What you have to do => Every line below needs to be returned exactly as written.

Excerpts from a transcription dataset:
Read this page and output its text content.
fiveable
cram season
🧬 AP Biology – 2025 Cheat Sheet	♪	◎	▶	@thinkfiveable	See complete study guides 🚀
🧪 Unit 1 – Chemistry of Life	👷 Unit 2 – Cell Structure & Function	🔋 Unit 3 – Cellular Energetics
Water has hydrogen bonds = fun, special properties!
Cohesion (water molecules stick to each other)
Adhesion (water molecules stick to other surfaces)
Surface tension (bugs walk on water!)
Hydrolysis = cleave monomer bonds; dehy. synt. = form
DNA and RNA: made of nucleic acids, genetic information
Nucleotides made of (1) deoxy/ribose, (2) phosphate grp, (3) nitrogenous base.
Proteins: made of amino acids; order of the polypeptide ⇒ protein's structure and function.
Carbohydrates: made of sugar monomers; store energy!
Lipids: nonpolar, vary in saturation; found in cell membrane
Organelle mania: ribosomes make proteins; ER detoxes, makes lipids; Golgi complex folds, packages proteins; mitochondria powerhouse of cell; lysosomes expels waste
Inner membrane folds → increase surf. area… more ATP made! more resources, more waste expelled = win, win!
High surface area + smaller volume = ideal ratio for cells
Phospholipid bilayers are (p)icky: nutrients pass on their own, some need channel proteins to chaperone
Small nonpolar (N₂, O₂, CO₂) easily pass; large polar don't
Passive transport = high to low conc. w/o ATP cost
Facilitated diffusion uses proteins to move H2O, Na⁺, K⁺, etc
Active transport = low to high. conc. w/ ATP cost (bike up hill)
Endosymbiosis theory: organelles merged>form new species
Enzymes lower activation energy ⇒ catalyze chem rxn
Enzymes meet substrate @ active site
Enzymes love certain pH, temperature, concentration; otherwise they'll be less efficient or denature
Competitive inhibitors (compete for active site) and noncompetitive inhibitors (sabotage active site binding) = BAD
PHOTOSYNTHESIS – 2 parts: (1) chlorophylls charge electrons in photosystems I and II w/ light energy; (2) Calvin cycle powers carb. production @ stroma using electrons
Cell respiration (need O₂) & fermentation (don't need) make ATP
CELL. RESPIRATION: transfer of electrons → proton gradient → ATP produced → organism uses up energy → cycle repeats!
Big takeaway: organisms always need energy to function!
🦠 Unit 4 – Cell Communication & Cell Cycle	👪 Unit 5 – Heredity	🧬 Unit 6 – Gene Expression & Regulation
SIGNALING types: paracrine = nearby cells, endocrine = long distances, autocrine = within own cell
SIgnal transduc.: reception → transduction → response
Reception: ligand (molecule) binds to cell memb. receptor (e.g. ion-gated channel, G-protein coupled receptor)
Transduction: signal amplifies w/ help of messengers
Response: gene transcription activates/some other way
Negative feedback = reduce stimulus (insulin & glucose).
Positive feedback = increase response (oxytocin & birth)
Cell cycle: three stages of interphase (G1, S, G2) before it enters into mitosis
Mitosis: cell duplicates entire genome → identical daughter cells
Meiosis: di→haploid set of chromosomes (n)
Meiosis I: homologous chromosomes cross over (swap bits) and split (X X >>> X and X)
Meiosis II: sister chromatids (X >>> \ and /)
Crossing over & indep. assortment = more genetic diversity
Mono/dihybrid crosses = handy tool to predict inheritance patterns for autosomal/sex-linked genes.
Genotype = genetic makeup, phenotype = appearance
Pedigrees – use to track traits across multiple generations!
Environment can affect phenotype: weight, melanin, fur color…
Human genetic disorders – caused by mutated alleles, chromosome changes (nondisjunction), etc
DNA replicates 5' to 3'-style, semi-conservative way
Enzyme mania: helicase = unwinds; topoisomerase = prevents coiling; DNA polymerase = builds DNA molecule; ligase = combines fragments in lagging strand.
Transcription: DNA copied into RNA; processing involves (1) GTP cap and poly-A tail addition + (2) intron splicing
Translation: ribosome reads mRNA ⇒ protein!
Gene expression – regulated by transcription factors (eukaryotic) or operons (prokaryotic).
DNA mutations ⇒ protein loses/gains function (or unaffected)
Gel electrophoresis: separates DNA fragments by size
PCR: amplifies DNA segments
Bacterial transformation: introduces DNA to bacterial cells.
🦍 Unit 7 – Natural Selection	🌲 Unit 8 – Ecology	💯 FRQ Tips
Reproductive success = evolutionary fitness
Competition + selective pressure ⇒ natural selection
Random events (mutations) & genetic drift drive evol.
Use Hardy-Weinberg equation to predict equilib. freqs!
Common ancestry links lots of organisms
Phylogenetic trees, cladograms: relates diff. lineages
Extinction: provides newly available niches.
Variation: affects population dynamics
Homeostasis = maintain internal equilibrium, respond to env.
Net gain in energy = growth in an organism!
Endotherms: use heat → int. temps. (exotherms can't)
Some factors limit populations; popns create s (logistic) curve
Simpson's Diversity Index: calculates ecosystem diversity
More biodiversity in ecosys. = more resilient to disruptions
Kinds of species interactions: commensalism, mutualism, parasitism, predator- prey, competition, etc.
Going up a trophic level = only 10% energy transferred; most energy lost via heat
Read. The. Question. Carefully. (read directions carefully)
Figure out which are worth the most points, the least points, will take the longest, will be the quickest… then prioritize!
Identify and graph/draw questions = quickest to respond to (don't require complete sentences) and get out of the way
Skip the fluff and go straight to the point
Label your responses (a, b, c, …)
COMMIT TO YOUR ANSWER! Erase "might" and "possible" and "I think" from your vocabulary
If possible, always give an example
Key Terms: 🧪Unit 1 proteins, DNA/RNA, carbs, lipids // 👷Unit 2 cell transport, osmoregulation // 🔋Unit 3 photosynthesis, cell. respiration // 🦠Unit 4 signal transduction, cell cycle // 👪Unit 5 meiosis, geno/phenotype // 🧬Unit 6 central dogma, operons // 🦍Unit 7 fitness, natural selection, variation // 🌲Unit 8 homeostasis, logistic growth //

Solved problem =>
Read this page and output its text content.
fiveable
cram season
🧬 AP Biology – 2025 Cheat Sheet	♪	◎	▶	@thinkfiveable	See complete study guides 🚀
🧪 Unit 1 – Chemistry of Life	👷 Unit 2 – Cell Structure & Function	🔋 Unit 3 – Cellular Energetics
Water has hydrogen bonds = fun, special properties!
Cohesion (water molecules stick to each other)
Adhesion (water molecules stick to other surfaces)
Surface tension (bugs walk on water!)
Hydrolysis = cleave monomer bonds; dehy. synt. = form
DNA and RNA: made of nucleic acids, genetic information
Nucleotides made of (1) deoxy/ribose, (2) phosphate grp, (3) nitrogenous base.
Proteins: made of amino acids; order of the polypeptide ⇒ protein's structure and function.
Carbohydrates: made of sugar monomers; store energy!
Lipids: nonpolar, vary in saturation; found in cell membrane
Organelle mania: ribosomes make proteins; ER detoxes, makes lipids; Golgi complex folds, packages proteins; mitochondria powerhouse of cell; lysosomes expels waste
Inner membrane folds → increase surf. area… more ATP made! more resources, more waste expelled = win, win!
High surface area + smaller volume = ideal ratio for cells
Phospholipid bilayers are (p)icky: nutrients pass on their own, some need channel proteins to chaperone
Small nonpolar (N₂, O₂, CO₂) easily pass; large polar don't
Passive transport = high to low conc. w/o ATP cost
Facilitated diffusion uses proteins to move H2O, Na⁺, K⁺, etc
Active transport = low to high. conc. w/ ATP cost (bike up hill)
Endosymbiosis theory: organelles merged>form new species
Enzymes lower activation energy ⇒ catalyze chem rxn
Enzymes meet substrate @ active site
Enzymes love certain pH, temperature, concentration; otherwise they'll be less efficient or denature
Competitive inhibitors (compete for active site) and noncompetitive inhibitors (sabotage active site binding) = BAD
PHOTOSYNTHESIS – 2 parts: (1) chlorophylls charge electrons in photosystems I and II w/ light energy; (2) Calvin cycle powers carb. production @ stroma using electrons
Cell respiration (need O₂) & fermentation (don't need) make ATP
CELL. RESPIRATION: transfer of electrons → proton gradient → ATP produced → organism uses up energy → cycle repeats!
Big takeaway: organisms always need energy to function!
🦠 Unit 4 – Cell Communication & Cell Cycle	👪 Unit 5 – Heredity	🧬 Unit 6 – Gene Expression & Regulation
SIGNALING types: paracrine = nearby cells, endocrine = long distances, autocrine = within own cell
SIgnal transduc.: reception → transduction → response
Reception: ligand (molecule) binds to cell memb. receptor (e.g. ion-gated channel, G-protein coupled receptor)
Transduction: signal amplifies w/ help of messengers
Response: gene transcription activates/some other way
Negative feedback = reduce stimulus (insulin & glucose).
Positive feedback = increase response (oxytocin & birth)
Cell cycle: three stages of interphase (G1, S, G2) before it enters into mitosis
Mitosis: cell duplicates entire genome → identical daughter cells
Meiosis: di→haploid set of chromosomes (n)
Meiosis I: homologous chromosomes cross over (swap bits) and split (X X >>> X and X)
Meiosis II: sister chromatids (X >>> \ and /)
Crossing over & indep. assortment = more genetic diversity
Mono/dihybrid crosses = handy tool to predict inheritance patterns for autosomal/sex-linked genes.
Genotype = genetic makeup, phenotype = appearance
Pedigrees – use to track traits across multiple generations!
Environment can affect phenotype: weight, melanin, fur color…
Human genetic disorders – caused by mutated alleles, chromosome changes (nondisjunction), etc
DNA replicates 5' to 3'-style, semi-conservative way
Enzyme mania: helicase = unwinds; topoisomerase = prevents coiling; DNA polymerase = builds DNA molecule; ligase = combines fragments in lagging strand.
Transcription: DNA copied into RNA; processing involves (1) GTP cap and poly-A tail addition + (2) intron splicing
Translation: ribosome reads mRNA ⇒ protein!
Gene expression – regulated by transcription factors (eukaryotic) or operons (prokaryotic).
DNA mutations ⇒ protein loses/gains function (or unaffected)
Gel electrophoresis: separates DNA fragments by size
PCR: amplifies DNA segments
Bacterial transformation: introduces DNA to bacterial cells.
🦍 Unit 7 – Natural Selection	🌲 Unit 8 – Ecology	💯 FRQ Tips
Reproductive success = evolutionary fitness
Competition + selective pressure ⇒ natural selection
Random events (mutations) & genetic drift drive evol.
Use Hardy-Weinberg equation to predict equilib. freqs!
Common ancestry links lots of organisms
Phylogenetic trees, cladograms: relates diff. lineages
Extinction: provides newly available niches.
Variation: affects population dynamics
Homeostasis = maintain internal equilibrium, respond to env.
Net gain in energy = growth in an organism!
Endotherms: use heat → int. temps. (exotherms can't)
Some factors limit populations; popns create s (logistic) curve
Simpson's Diversity Index: calculates ecosystem diversity
More biodiversity in ecosys. = more resilient to disruptions
Kinds of species interactions: commensalism, mutualism, parasitism, predator- prey, competition, etc.
Going up a trophic level = only 10% energy transferred; most energy lost via heat
Read. The. Question. Carefully. (read directions carefully)
Figure out which are worth the most points, the least points, will take the longest, will be the quickest… then prioritize!
Identify and graph/draw questions = quickest to respond to (don't require complete sentences) and get out of the way
Skip the fluff and go straight to the point
Label your responses (a, b, c, …)
COMMIT TO YOUR ANSWER! Erase "might" and "possible" and "I think" from your vocabulary
If possible, always give an example
Key Terms: 🧪Unit 1 proteins, DNA/RNA, carbs, lipids // 👷Unit 2 cell transport, osmoregulation // 🔋Unit 3 photosynthesis, cell. respiration // 🦠Unit 4 signal transduction, cell cycle // 👪Unit 5 meiosis, geno/phenotype // 🧬Unit 6 central dogma, operons // 🦍Unit 7 fitness, natural selection, variation // 🌲Unit 8 homeostasis, logistic growth //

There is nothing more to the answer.